DESCRIPTION OF THE TASK — Collect every line below that contains the word "Music".

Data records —
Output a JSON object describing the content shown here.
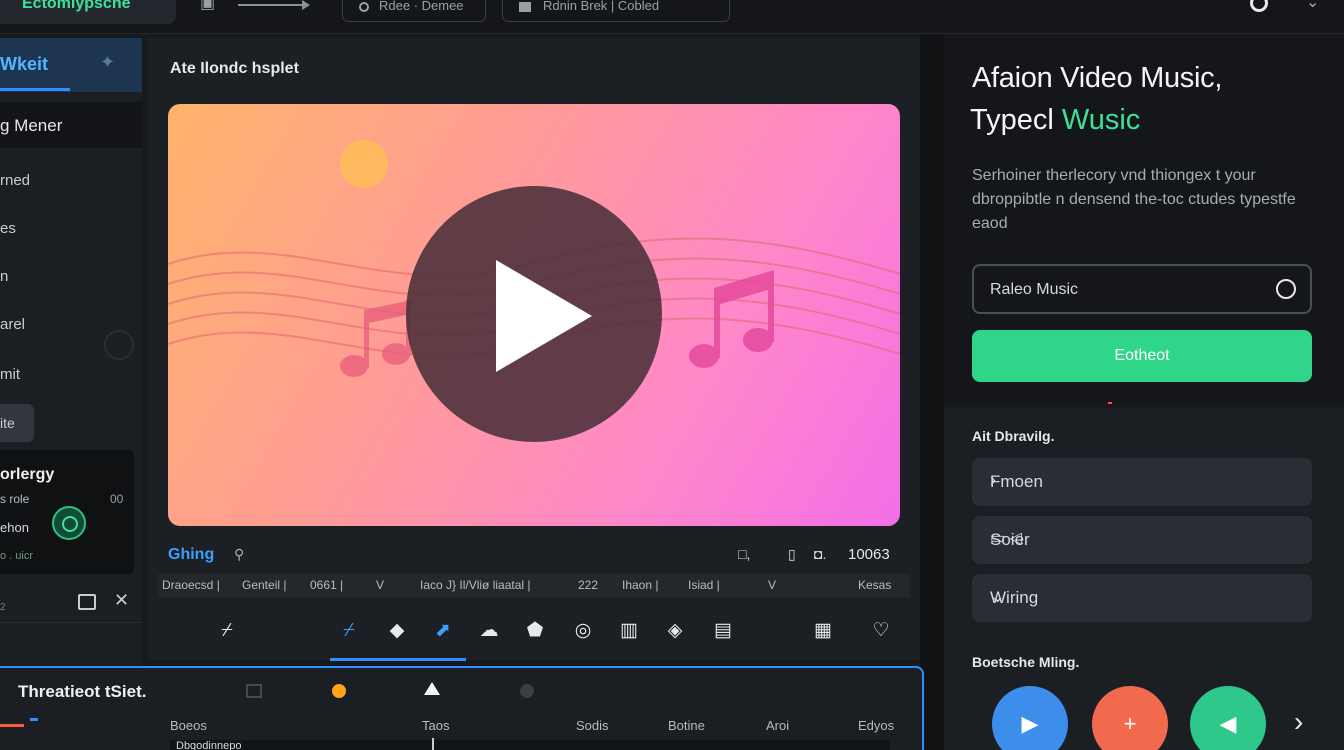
{
  "topbar": {
    "brand": "Ectomiypsche",
    "pill1": "Rdee · Demee",
    "pill2": "Rdnin Brek  |  Cobled"
  },
  "sidebar": {
    "header": "Wkeit",
    "selected": "g Mener",
    "items": [
      "rned",
      "es",
      "n",
      "arel",
      "mit"
    ],
    "chip": "ite",
    "card": {
      "title": "orlergy",
      "sub": "s role",
      "sub_right": "00",
      "row": "ehon",
      "foot": "o . uicr"
    },
    "foot_tiny": "2"
  },
  "center": {
    "title": "Ate Ilondc hsplet",
    "ctrl": {
      "left": "Ghing",
      "r1": "□,",
      "r2": "▯",
      "r3": "◘.",
      "r4": "10063"
    },
    "tabs": [
      "Draoecsd |",
      "Genteil |",
      "0661 |",
      "V",
      "Iaco J} Il/Vliø liaatal |",
      "222",
      "Ihaon |",
      "Isiad |",
      "V",
      "Kesas"
    ],
    "tools": [
      "⌿",
      "◆",
      "⬈",
      "☁",
      "⬟",
      "◎",
      "▥",
      "◈",
      "▤",
      "▦",
      "♡"
    ]
  },
  "timeline": {
    "title": "Threatieot tSiet.",
    "columns": [
      "Boeos",
      "Taos",
      "Sodis",
      "Botine",
      "Aroi",
      "Edyos"
    ],
    "cell": "Dbgodinnepo"
  },
  "right": {
    "heading_line1": "Afaion Video Music,",
    "heading_line2_prefix": "Typecl ",
    "heading_line2_accent": "Wusic",
    "paragraph": "Serhoiner therlecory vnd thiongex t your dbroppibtle n densend the-toc ctudes typestfe eaod",
    "input_value": "Raleo Music",
    "primary_button": "Eotheot",
    "section1": "Ait Dbravilg.",
    "rows": [
      {
        "label": "Fmoen"
      },
      {
        "label": "Soier"
      },
      {
        "label": "Wiring"
      }
    ],
    "section2": "Boetsche Mling."
  },
  "colors": {
    "accent_green": "#2fd589",
    "accent_blue": "#2f8fff",
    "bg": "#17191d"
  }
}
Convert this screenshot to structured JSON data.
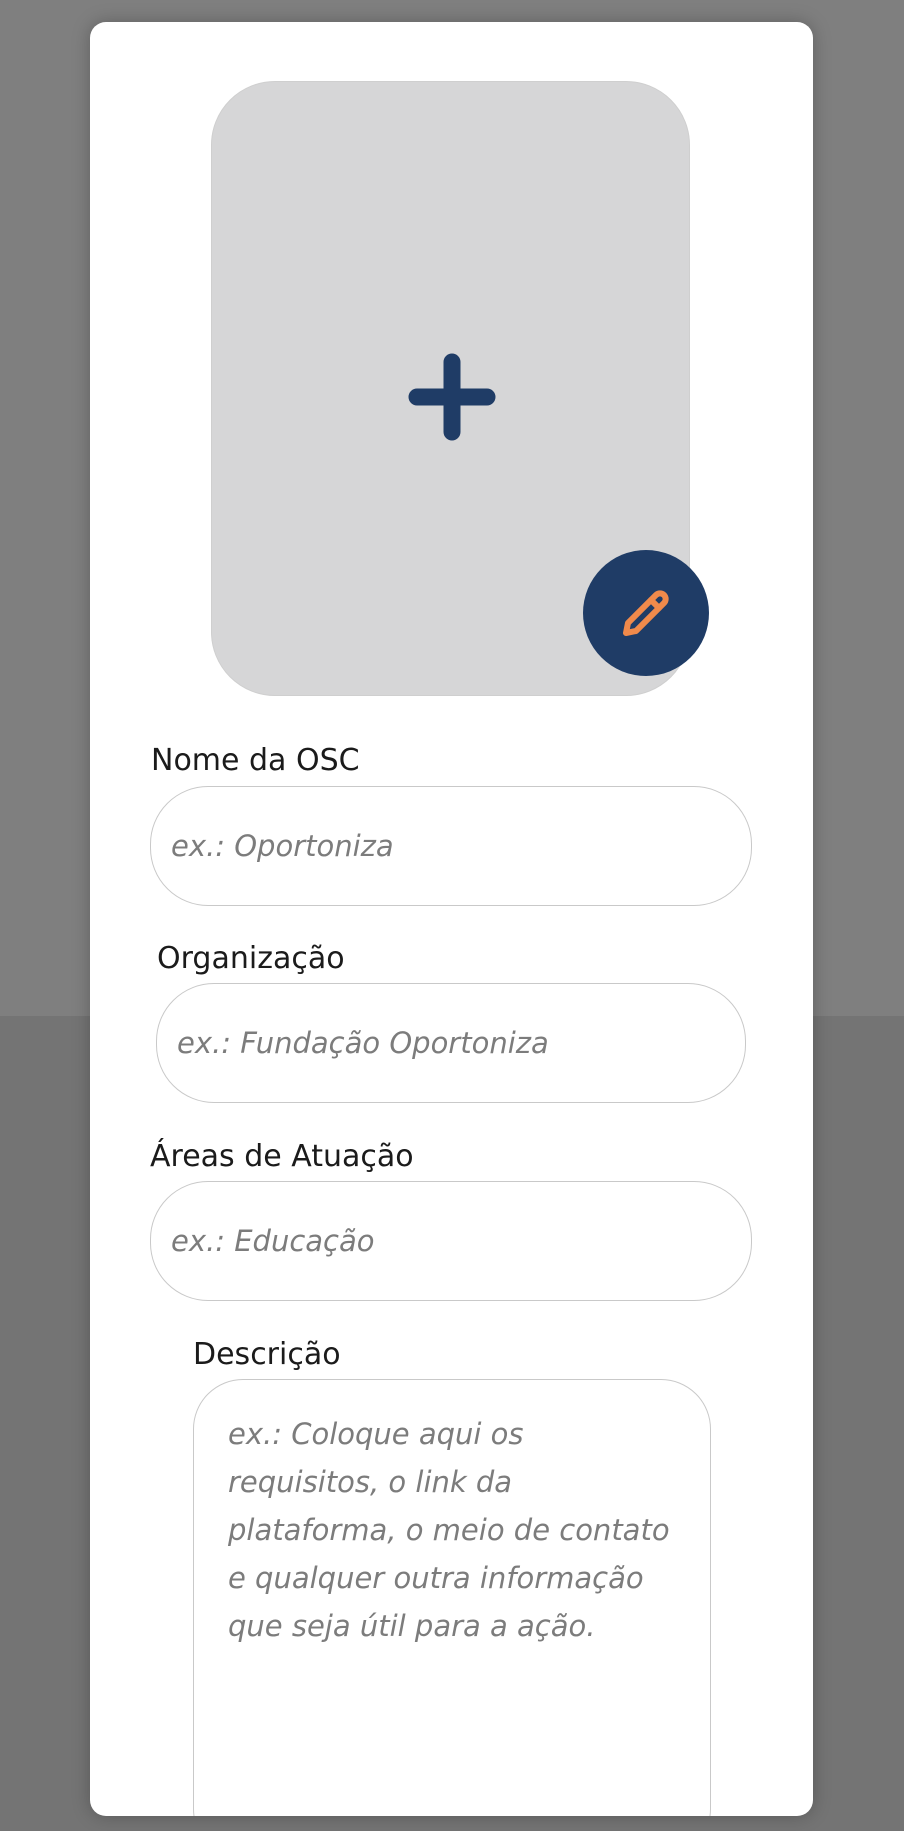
{
  "colors": {
    "accent_navy": "#1f3c66",
    "accent_orange": "#f08a4b",
    "image_placeholder_bg": "#d6d6d7"
  },
  "image_picker": {
    "add_icon": "plus-icon",
    "edit_icon": "pencil-icon"
  },
  "form": {
    "name": {
      "label": "Nome da OSC",
      "placeholder": "ex.: Oportoniza",
      "value": ""
    },
    "organization": {
      "label": "Organização",
      "placeholder": "ex.: Fundação Oportoniza",
      "value": ""
    },
    "areas": {
      "label": "Áreas de Atuação",
      "placeholder": "ex.: Educação",
      "value": ""
    },
    "description": {
      "label": "Descrição",
      "placeholder": "ex.: Coloque aqui os requisitos, o link da plataforma, o meio de contato e qualquer outra informação que seja útil para a ação.",
      "value": ""
    }
  }
}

THE COMPLETED TASK —
    "heading_line1": "Afaion Video Music,",
    "input_value": "Raleo Music",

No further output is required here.